====== Input for this task ======

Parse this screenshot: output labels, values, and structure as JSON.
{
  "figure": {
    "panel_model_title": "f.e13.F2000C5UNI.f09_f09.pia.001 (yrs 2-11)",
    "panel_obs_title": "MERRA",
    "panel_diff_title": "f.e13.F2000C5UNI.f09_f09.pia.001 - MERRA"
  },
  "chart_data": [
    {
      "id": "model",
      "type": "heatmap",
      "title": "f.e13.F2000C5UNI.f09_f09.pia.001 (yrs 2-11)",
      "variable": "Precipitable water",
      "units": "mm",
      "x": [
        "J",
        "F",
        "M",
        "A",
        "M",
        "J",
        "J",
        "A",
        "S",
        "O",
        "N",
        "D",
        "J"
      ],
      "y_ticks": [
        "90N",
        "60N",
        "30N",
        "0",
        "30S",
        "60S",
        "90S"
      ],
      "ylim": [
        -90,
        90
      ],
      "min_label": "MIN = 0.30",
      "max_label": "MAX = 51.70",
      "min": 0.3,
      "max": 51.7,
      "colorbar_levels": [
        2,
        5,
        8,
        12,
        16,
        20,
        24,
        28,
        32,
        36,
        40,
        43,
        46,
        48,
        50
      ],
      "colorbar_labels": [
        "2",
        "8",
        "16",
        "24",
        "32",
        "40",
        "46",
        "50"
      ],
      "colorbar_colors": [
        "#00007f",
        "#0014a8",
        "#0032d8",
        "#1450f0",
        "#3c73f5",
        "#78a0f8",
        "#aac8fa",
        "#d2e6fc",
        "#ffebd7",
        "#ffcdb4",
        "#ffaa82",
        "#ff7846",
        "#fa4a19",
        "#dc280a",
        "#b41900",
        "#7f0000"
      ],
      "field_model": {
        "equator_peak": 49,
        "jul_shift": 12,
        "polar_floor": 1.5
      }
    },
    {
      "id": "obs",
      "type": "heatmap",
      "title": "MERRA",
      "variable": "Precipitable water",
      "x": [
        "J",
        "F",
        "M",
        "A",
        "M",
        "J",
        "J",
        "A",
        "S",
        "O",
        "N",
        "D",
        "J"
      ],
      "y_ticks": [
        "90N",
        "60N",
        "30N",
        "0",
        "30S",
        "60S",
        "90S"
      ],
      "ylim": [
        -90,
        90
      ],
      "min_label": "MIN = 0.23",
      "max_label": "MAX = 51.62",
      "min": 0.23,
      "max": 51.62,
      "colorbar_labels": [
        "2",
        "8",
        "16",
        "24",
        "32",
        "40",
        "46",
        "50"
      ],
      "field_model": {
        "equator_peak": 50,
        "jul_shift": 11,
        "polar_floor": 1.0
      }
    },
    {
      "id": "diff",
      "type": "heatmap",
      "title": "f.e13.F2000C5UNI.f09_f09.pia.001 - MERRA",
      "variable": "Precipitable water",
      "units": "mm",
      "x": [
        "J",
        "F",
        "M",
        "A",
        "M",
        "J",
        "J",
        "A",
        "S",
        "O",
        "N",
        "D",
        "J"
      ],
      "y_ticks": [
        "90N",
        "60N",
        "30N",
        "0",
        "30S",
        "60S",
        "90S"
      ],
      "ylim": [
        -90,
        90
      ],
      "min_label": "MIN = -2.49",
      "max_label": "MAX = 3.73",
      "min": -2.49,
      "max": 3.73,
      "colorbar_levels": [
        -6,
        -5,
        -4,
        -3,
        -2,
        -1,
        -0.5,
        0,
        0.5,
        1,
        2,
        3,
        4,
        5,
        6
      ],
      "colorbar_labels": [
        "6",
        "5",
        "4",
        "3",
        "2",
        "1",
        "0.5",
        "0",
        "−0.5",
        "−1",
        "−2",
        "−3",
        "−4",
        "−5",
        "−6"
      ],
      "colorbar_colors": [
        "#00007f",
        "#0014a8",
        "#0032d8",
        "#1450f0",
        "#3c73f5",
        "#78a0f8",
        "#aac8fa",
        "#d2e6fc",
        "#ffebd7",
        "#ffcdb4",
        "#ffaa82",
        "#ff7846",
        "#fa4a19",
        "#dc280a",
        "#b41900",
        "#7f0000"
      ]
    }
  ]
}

======

Exercise directions = Output all of the data above without any alteration.

Answer to the task =
Parse this screenshot: output labels, values, and structure as JSON.
{
  "figure": {
    "panel_model_title": "f.e13.F2000C5UNI.f09_f09.pia.001 (yrs 2-11)",
    "panel_obs_title": "MERRA",
    "panel_diff_title": "f.e13.F2000C5UNI.f09_f09.pia.001 - MERRA"
  },
  "chart_data": [
    {
      "id": "model",
      "type": "heatmap",
      "title": "f.e13.F2000C5UNI.f09_f09.pia.001 (yrs 2-11)",
      "variable": "Precipitable water",
      "units": "mm",
      "x": [
        "J",
        "F",
        "M",
        "A",
        "M",
        "J",
        "J",
        "A",
        "S",
        "O",
        "N",
        "D",
        "J"
      ],
      "y_ticks": [
        "90N",
        "60N",
        "30N",
        "0",
        "30S",
        "60S",
        "90S"
      ],
      "ylim": [
        -90,
        90
      ],
      "min_label": "MIN = 0.30",
      "max_label": "MAX = 51.70",
      "min": 0.3,
      "max": 51.7,
      "colorbar_levels": [
        2,
        5,
        8,
        12,
        16,
        20,
        24,
        28,
        32,
        36,
        40,
        43,
        46,
        48,
        50
      ],
      "colorbar_labels": [
        "2",
        "8",
        "16",
        "24",
        "32",
        "40",
        "46",
        "50"
      ],
      "colorbar_colors": [
        "#00007f",
        "#0014a8",
        "#0032d8",
        "#1450f0",
        "#3c73f5",
        "#78a0f8",
        "#aac8fa",
        "#d2e6fc",
        "#ffebd7",
        "#ffcdb4",
        "#ffaa82",
        "#ff7846",
        "#fa4a19",
        "#dc280a",
        "#b41900",
        "#7f0000"
      ],
      "field_model": {
        "equator_peak": 49,
        "jul_shift": 12,
        "polar_floor": 1.5
      }
    },
    {
      "id": "obs",
      "type": "heatmap",
      "title": "MERRA",
      "variable": "Precipitable water",
      "x": [
        "J",
        "F",
        "M",
        "A",
        "M",
        "J",
        "J",
        "A",
        "S",
        "O",
        "N",
        "D",
        "J"
      ],
      "y_ticks": [
        "90N",
        "60N",
        "30N",
        "0",
        "30S",
        "60S",
        "90S"
      ],
      "ylim": [
        -90,
        90
      ],
      "min_label": "MIN = 0.23",
      "max_label": "MAX = 51.62",
      "min": 0.23,
      "max": 51.62,
      "colorbar_labels": [
        "2",
        "8",
        "16",
        "24",
        "32",
        "40",
        "46",
        "50"
      ],
      "field_model": {
        "equator_peak": 50,
        "jul_shift": 11,
        "polar_floor": 1.0
      }
    },
    {
      "id": "diff",
      "type": "heatmap",
      "title": "f.e13.F2000C5UNI.f09_f09.pia.001 - MERRA",
      "variable": "Precipitable water",
      "units": "mm",
      "x": [
        "J",
        "F",
        "M",
        "A",
        "M",
        "J",
        "J",
        "A",
        "S",
        "O",
        "N",
        "D",
        "J"
      ],
      "y_ticks": [
        "90N",
        "60N",
        "30N",
        "0",
        "30S",
        "60S",
        "90S"
      ],
      "ylim": [
        -90,
        90
      ],
      "min_label": "MIN = -2.49",
      "max_label": "MAX = 3.73",
      "min": -2.49,
      "max": 3.73,
      "colorbar_levels": [
        -6,
        -5,
        -4,
        -3,
        -2,
        -1,
        -0.5,
        0,
        0.5,
        1,
        2,
        3,
        4,
        5,
        6
      ],
      "colorbar_labels": [
        "6",
        "5",
        "4",
        "3",
        "2",
        "1",
        "0.5",
        "0",
        "−0.5",
        "−1",
        "−2",
        "−3",
        "−4",
        "−5",
        "−6"
      ],
      "colorbar_colors": [
        "#00007f",
        "#0014a8",
        "#0032d8",
        "#1450f0",
        "#3c73f5",
        "#78a0f8",
        "#aac8fa",
        "#d2e6fc",
        "#ffebd7",
        "#ffcdb4",
        "#ffaa82",
        "#ff7846",
        "#fa4a19",
        "#dc280a",
        "#b41900",
        "#7f0000"
      ]
    }
  ]
}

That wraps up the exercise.